REQUEST » Your task is to print the material below exactly as presented.

THE INPUT »
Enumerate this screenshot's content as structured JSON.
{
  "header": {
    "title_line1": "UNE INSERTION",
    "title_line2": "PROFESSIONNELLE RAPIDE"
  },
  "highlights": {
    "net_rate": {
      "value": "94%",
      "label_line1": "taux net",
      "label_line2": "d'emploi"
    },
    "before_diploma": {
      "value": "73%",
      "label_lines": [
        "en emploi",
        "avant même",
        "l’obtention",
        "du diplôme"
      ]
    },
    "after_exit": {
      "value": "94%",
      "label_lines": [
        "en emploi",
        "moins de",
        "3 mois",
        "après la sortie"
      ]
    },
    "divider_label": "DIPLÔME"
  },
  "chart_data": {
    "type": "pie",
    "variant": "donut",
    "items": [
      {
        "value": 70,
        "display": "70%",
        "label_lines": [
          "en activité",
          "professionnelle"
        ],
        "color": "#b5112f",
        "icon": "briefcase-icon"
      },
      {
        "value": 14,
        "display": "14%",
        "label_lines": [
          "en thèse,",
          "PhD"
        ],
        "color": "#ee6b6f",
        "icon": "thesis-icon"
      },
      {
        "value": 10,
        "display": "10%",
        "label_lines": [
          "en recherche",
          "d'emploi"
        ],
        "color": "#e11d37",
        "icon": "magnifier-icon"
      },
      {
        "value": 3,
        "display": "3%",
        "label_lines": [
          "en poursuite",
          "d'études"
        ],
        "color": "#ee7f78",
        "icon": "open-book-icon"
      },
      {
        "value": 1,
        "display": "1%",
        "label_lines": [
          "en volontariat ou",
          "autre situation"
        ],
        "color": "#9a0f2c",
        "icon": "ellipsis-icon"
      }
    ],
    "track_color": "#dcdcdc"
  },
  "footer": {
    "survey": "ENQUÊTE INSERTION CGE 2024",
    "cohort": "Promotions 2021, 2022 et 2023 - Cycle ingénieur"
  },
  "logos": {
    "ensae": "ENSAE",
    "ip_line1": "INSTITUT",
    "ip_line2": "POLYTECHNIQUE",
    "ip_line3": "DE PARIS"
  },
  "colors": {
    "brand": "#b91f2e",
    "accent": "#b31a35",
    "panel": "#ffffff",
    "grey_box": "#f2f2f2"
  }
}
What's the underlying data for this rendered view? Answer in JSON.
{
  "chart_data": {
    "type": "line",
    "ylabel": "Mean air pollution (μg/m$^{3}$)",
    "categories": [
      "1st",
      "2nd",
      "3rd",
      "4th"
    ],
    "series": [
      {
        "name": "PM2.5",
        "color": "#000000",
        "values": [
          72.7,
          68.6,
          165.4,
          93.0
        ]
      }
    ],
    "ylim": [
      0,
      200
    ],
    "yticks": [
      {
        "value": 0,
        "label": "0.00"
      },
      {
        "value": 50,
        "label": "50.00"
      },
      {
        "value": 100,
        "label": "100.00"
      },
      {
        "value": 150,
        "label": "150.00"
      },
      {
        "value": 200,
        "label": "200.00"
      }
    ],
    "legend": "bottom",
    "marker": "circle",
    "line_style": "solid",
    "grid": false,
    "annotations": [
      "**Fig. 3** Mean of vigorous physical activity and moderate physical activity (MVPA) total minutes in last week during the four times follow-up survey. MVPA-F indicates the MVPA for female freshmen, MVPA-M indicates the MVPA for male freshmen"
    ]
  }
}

SOLUTION TO THIS EXERCISE »
Enumerate this screenshot's content as structured JSON.
{
  "header": {
    "title_line1": "UNE INSERTION",
    "title_line2": "PROFESSIONNELLE RAPIDE"
  },
  "highlights": {
    "net_rate": {
      "value": "94%",
      "label_line1": "taux net",
      "label_line2": "d'emploi"
    },
    "before_diploma": {
      "value": "73%",
      "label_lines": [
        "en emploi",
        "avant même",
        "l’obtention",
        "du diplôme"
      ]
    },
    "after_exit": {
      "value": "94%",
      "label_lines": [
        "en emploi",
        "moins de",
        "3 mois",
        "après la sortie"
      ]
    },
    "divider_label": "DIPLÔME"
  },
  "chart_data": {
    "type": "pie",
    "variant": "donut",
    "items": [
      {
        "value": 70,
        "display": "70%",
        "label_lines": [
          "en activité",
          "professionnelle"
        ],
        "color": "#b5112f",
        "icon": "briefcase-icon"
      },
      {
        "value": 14,
        "display": "14%",
        "label_lines": [
          "en thèse,",
          "PhD"
        ],
        "color": "#ee6b6f",
        "icon": "thesis-icon"
      },
      {
        "value": 10,
        "display": "10%",
        "label_lines": [
          "en recherche",
          "d'emploi"
        ],
        "color": "#e11d37",
        "icon": "magnifier-icon"
      },
      {
        "value": 3,
        "display": "3%",
        "label_lines": [
          "en poursuite",
          "d'études"
        ],
        "color": "#ee7f78",
        "icon": "open-book-icon"
      },
      {
        "value": 1,
        "display": "1%",
        "label_lines": [
          "en volontariat ou",
          "autre situation"
        ],
        "color": "#9a0f2c",
        "icon": "ellipsis-icon"
      }
    ],
    "track_color": "#dcdcdc"
  },
  "footer": {
    "survey": "ENQUÊTE INSERTION CGE 2024",
    "cohort": "Promotions 2021, 2022 et 2023 - Cycle ingénieur"
  },
  "logos": {
    "ensae": "ENSAE",
    "ip_line1": "INSTITUT",
    "ip_line2": "POLYTECHNIQUE",
    "ip_line3": "DE PARIS"
  },
  "colors": {
    "brand": "#b91f2e",
    "accent": "#b31a35",
    "panel": "#ffffff",
    "grey_box": "#f2f2f2"
  }
}
What's the underlying data for this rendered view? Answer in JSON.
{
  "chart_data": {
    "type": "line",
    "ylabel": "Mean air pollution (μg/m$^{3}$)",
    "categories": [
      "1st",
      "2nd",
      "3rd",
      "4th"
    ],
    "series": [
      {
        "name": "PM2.5",
        "color": "#000000",
        "values": [
          72.7,
          68.6,
          165.4,
          93.0
        ]
      }
    ],
    "ylim": [
      0,
      200
    ],
    "yticks": [
      {
        "value": 0,
        "label": "0.00"
      },
      {
        "value": 50,
        "label": "50.00"
      },
      {
        "value": 100,
        "label": "100.00"
      },
      {
        "value": 150,
        "label": "150.00"
      },
      {
        "value": 200,
        "label": "200.00"
      }
    ],
    "legend": "bottom",
    "marker": "circle",
    "line_style": "solid",
    "grid": false,
    "annotations": [
      "**Fig. 3** Mean of vigorous physical activity and moderate physical activity (MVPA) total minutes in last week during the four times follow-up survey. MVPA-F indicates the MVPA for female freshmen, MVPA-M indicates the MVPA for male freshmen"
    ]
  }
}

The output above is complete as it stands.